To do:
Work out the number of lines containing "their". Give that number alone.

* start Data to process *

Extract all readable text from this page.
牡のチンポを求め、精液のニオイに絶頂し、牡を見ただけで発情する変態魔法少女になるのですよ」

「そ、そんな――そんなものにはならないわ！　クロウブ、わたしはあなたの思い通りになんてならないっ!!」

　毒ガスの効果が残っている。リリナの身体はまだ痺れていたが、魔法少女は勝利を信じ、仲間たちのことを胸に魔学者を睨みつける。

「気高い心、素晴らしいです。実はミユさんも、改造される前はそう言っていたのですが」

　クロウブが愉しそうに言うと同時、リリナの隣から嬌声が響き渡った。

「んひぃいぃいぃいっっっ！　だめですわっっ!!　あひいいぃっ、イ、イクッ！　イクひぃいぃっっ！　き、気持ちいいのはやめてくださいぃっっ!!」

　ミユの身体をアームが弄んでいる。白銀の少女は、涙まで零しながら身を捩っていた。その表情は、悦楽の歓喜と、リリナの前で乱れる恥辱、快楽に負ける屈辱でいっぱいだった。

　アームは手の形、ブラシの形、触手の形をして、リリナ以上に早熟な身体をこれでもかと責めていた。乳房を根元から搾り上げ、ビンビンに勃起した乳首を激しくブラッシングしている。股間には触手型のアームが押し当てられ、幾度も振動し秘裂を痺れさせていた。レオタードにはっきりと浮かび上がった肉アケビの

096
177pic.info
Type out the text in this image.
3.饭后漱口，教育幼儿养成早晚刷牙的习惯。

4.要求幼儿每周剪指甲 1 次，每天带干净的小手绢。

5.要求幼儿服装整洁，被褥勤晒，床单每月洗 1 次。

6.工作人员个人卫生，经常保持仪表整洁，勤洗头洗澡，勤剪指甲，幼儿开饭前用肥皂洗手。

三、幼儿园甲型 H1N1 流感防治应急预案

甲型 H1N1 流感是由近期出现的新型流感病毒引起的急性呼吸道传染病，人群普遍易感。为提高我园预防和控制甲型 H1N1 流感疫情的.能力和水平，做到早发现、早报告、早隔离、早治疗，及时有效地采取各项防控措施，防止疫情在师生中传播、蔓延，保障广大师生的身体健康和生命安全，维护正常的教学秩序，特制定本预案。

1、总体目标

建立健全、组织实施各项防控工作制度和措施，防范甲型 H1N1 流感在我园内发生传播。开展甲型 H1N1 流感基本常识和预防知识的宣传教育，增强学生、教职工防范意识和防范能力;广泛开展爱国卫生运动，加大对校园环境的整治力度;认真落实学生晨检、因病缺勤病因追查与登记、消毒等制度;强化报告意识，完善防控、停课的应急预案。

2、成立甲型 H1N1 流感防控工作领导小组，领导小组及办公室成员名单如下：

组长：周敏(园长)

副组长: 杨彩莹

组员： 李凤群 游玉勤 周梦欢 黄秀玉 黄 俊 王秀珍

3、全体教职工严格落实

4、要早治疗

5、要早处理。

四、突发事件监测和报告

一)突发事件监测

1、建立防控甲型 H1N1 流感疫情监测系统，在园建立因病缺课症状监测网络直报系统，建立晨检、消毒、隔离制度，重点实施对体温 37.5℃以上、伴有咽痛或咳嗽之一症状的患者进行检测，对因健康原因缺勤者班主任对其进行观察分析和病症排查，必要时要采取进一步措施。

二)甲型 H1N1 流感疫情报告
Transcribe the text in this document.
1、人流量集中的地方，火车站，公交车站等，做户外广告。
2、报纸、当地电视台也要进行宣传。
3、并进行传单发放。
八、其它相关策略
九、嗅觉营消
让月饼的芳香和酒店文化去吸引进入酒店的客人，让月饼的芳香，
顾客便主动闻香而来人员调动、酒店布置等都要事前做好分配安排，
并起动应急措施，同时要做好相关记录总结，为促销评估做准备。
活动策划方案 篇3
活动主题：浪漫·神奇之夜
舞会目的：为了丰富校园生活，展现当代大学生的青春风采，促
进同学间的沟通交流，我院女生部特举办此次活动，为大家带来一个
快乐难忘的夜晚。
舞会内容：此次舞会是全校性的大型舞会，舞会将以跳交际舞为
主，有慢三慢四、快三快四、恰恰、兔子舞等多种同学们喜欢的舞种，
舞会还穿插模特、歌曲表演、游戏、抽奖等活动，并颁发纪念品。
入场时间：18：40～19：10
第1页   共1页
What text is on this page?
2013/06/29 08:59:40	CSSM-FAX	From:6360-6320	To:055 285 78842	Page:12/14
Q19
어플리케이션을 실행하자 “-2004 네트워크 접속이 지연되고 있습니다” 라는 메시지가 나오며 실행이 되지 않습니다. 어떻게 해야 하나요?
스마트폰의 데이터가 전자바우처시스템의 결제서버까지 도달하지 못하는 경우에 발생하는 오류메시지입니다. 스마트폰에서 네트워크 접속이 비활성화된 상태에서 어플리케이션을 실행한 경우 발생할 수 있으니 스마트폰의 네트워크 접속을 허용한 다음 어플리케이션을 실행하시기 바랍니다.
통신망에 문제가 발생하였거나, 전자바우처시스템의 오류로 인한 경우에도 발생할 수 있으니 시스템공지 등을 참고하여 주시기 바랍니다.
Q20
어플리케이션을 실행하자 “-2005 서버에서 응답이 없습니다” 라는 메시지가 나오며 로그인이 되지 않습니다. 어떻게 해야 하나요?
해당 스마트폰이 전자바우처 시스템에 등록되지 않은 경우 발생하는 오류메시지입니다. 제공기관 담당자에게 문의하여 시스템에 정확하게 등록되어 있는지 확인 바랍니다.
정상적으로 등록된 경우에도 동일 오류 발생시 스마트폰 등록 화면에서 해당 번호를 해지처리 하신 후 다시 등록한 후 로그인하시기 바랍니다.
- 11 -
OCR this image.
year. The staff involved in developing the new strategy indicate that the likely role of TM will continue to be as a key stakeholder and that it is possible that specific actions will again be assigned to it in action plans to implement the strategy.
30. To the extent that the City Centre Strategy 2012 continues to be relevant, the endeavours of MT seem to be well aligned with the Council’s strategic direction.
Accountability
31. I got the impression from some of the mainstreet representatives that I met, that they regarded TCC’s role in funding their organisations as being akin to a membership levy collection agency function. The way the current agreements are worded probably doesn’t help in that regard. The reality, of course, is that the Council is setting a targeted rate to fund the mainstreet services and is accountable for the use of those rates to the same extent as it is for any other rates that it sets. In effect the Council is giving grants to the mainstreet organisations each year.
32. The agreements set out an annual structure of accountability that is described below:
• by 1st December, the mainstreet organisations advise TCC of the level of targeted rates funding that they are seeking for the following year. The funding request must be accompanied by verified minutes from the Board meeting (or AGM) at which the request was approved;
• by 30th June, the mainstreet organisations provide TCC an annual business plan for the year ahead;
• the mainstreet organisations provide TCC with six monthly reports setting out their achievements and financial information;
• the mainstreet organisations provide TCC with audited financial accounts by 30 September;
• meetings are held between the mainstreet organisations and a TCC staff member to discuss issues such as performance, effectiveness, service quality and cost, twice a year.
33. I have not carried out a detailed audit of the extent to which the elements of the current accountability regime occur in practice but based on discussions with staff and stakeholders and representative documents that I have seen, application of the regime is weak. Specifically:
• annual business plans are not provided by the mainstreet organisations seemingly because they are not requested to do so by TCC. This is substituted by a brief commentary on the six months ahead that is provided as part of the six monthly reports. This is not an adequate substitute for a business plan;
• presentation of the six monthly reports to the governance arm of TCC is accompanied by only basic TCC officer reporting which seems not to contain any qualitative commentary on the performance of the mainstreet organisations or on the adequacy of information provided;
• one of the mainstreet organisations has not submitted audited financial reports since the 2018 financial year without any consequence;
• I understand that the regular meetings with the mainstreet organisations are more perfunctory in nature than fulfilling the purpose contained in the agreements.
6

* end Data to process *

Output below:
2